— start of Materials provided —

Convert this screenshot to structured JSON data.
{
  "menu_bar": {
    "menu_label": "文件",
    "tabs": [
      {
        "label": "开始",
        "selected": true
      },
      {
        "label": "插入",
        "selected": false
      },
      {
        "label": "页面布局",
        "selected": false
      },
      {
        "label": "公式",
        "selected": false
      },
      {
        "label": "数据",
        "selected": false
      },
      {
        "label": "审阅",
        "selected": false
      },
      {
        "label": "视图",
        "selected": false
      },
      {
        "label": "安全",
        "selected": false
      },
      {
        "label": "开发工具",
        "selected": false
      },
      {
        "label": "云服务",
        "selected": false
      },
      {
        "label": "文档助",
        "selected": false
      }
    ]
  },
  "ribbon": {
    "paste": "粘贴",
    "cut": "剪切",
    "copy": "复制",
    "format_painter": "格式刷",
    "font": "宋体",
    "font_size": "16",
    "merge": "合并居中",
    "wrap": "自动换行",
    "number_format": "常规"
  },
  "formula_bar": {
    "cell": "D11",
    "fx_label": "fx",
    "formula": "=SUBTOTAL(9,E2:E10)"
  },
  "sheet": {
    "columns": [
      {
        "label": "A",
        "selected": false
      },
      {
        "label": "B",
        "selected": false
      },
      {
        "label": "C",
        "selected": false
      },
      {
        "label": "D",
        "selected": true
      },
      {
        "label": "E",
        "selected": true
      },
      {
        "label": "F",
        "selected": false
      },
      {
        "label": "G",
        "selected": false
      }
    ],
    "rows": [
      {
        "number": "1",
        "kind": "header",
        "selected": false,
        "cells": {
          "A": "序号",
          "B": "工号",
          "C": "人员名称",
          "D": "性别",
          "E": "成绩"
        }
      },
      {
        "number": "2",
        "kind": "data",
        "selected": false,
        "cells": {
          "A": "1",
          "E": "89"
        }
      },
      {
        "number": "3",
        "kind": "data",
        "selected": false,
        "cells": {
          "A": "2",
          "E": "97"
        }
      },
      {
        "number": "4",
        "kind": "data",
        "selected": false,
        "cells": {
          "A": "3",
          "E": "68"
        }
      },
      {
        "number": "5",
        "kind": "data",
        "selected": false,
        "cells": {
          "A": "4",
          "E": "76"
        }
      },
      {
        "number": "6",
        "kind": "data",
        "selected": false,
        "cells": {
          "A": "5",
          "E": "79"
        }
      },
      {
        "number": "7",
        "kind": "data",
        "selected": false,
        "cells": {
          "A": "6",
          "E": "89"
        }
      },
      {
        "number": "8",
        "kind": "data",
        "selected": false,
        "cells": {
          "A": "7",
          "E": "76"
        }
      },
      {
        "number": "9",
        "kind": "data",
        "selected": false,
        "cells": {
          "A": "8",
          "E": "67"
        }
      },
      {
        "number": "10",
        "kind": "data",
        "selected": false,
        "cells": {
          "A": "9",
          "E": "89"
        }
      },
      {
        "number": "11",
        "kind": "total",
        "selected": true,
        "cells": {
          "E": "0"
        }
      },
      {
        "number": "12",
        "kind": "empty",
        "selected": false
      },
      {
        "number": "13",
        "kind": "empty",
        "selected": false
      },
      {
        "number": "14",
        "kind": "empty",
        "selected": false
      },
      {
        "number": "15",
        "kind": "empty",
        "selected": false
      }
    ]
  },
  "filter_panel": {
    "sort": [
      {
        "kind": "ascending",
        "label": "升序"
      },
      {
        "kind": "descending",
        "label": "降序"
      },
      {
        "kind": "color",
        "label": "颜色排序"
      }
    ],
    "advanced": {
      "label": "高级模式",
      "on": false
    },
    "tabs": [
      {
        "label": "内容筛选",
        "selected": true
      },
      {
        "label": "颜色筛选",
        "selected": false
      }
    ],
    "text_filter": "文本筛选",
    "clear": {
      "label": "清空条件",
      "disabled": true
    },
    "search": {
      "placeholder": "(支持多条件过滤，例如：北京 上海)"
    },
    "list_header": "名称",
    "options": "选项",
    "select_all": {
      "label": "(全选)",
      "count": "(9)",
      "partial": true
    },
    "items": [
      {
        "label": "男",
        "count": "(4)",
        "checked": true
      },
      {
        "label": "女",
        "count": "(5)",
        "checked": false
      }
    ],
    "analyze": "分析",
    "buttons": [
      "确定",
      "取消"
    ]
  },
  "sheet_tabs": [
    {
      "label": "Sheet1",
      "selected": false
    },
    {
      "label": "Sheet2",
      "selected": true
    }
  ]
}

— end of Materials provided —

Goal: Output the full listing without altering anything.

Written reply:
Convert this screenshot to structured JSON data.
{
  "menu_bar": {
    "menu_label": "文件",
    "tabs": [
      {
        "label": "开始",
        "selected": true
      },
      {
        "label": "插入",
        "selected": false
      },
      {
        "label": "页面布局",
        "selected": false
      },
      {
        "label": "公式",
        "selected": false
      },
      {
        "label": "数据",
        "selected": false
      },
      {
        "label": "审阅",
        "selected": false
      },
      {
        "label": "视图",
        "selected": false
      },
      {
        "label": "安全",
        "selected": false
      },
      {
        "label": "开发工具",
        "selected": false
      },
      {
        "label": "云服务",
        "selected": false
      },
      {
        "label": "文档助",
        "selected": false
      }
    ]
  },
  "ribbon": {
    "paste": "粘贴",
    "cut": "剪切",
    "copy": "复制",
    "format_painter": "格式刷",
    "font": "宋体",
    "font_size": "16",
    "merge": "合并居中",
    "wrap": "自动换行",
    "number_format": "常规"
  },
  "formula_bar": {
    "cell": "D11",
    "fx_label": "fx",
    "formula": "=SUBTOTAL(9,E2:E10)"
  },
  "sheet": {
    "columns": [
      {
        "label": "A",
        "selected": false
      },
      {
        "label": "B",
        "selected": false
      },
      {
        "label": "C",
        "selected": false
      },
      {
        "label": "D",
        "selected": true
      },
      {
        "label": "E",
        "selected": true
      },
      {
        "label": "F",
        "selected": false
      },
      {
        "label": "G",
        "selected": false
      }
    ],
    "rows": [
      {
        "number": "1",
        "kind": "header",
        "selected": false,
        "cells": {
          "A": "序号",
          "B": "工号",
          "C": "人员名称",
          "D": "性别",
          "E": "成绩"
        }
      },
      {
        "number": "2",
        "kind": "data",
        "selected": false,
        "cells": {
          "A": "1",
          "E": "89"
        }
      },
      {
        "number": "3",
        "kind": "data",
        "selected": false,
        "cells": {
          "A": "2",
          "E": "97"
        }
      },
      {
        "number": "4",
        "kind": "data",
        "selected": false,
        "cells": {
          "A": "3",
          "E": "68"
        }
      },
      {
        "number": "5",
        "kind": "data",
        "selected": false,
        "cells": {
          "A": "4",
          "E": "76"
        }
      },
      {
        "number": "6",
        "kind": "data",
        "selected": false,
        "cells": {
          "A": "5",
          "E": "79"
        }
      },
      {
        "number": "7",
        "kind": "data",
        "selected": false,
        "cells": {
          "A": "6",
          "E": "89"
        }
      },
      {
        "number": "8",
        "kind": "data",
        "selected": false,
        "cells": {
          "A": "7",
          "E": "76"
        }
      },
      {
        "number": "9",
        "kind": "data",
        "selected": false,
        "cells": {
          "A": "8",
          "E": "67"
        }
      },
      {
        "number": "10",
        "kind": "data",
        "selected": false,
        "cells": {
          "A": "9",
          "E": "89"
        }
      },
      {
        "number": "11",
        "kind": "total",
        "selected": true,
        "cells": {
          "E": "0"
        }
      },
      {
        "number": "12",
        "kind": "empty",
        "selected": false
      },
      {
        "number": "13",
        "kind": "empty",
        "selected": false
      },
      {
        "number": "14",
        "kind": "empty",
        "selected": false
      },
      {
        "number": "15",
        "kind": "empty",
        "selected": false
      }
    ]
  },
  "filter_panel": {
    "sort": [
      {
        "kind": "ascending",
        "label": "升序"
      },
      {
        "kind": "descending",
        "label": "降序"
      },
      {
        "kind": "color",
        "label": "颜色排序"
      }
    ],
    "advanced": {
      "label": "高级模式",
      "on": false
    },
    "tabs": [
      {
        "label": "内容筛选",
        "selected": true
      },
      {
        "label": "颜色筛选",
        "selected": false
      }
    ],
    "text_filter": "文本筛选",
    "clear": {
      "label": "清空条件",
      "disabled": true
    },
    "search": {
      "placeholder": "(支持多条件过滤，例如：北京 上海)"
    },
    "list_header": "名称",
    "options": "选项",
    "select_all": {
      "label": "(全选)",
      "count": "(9)",
      "partial": true
    },
    "items": [
      {
        "label": "男",
        "count": "(4)",
        "checked": true
      },
      {
        "label": "女",
        "count": "(5)",
        "checked": false
      }
    ],
    "analyze": "分析",
    "buttons": [
      "确定",
      "取消"
    ]
  },
  "sheet_tabs": [
    {
      "label": "Sheet1",
      "selected": false
    },
    {
      "label": "Sheet2",
      "selected": true
    }
  ]
}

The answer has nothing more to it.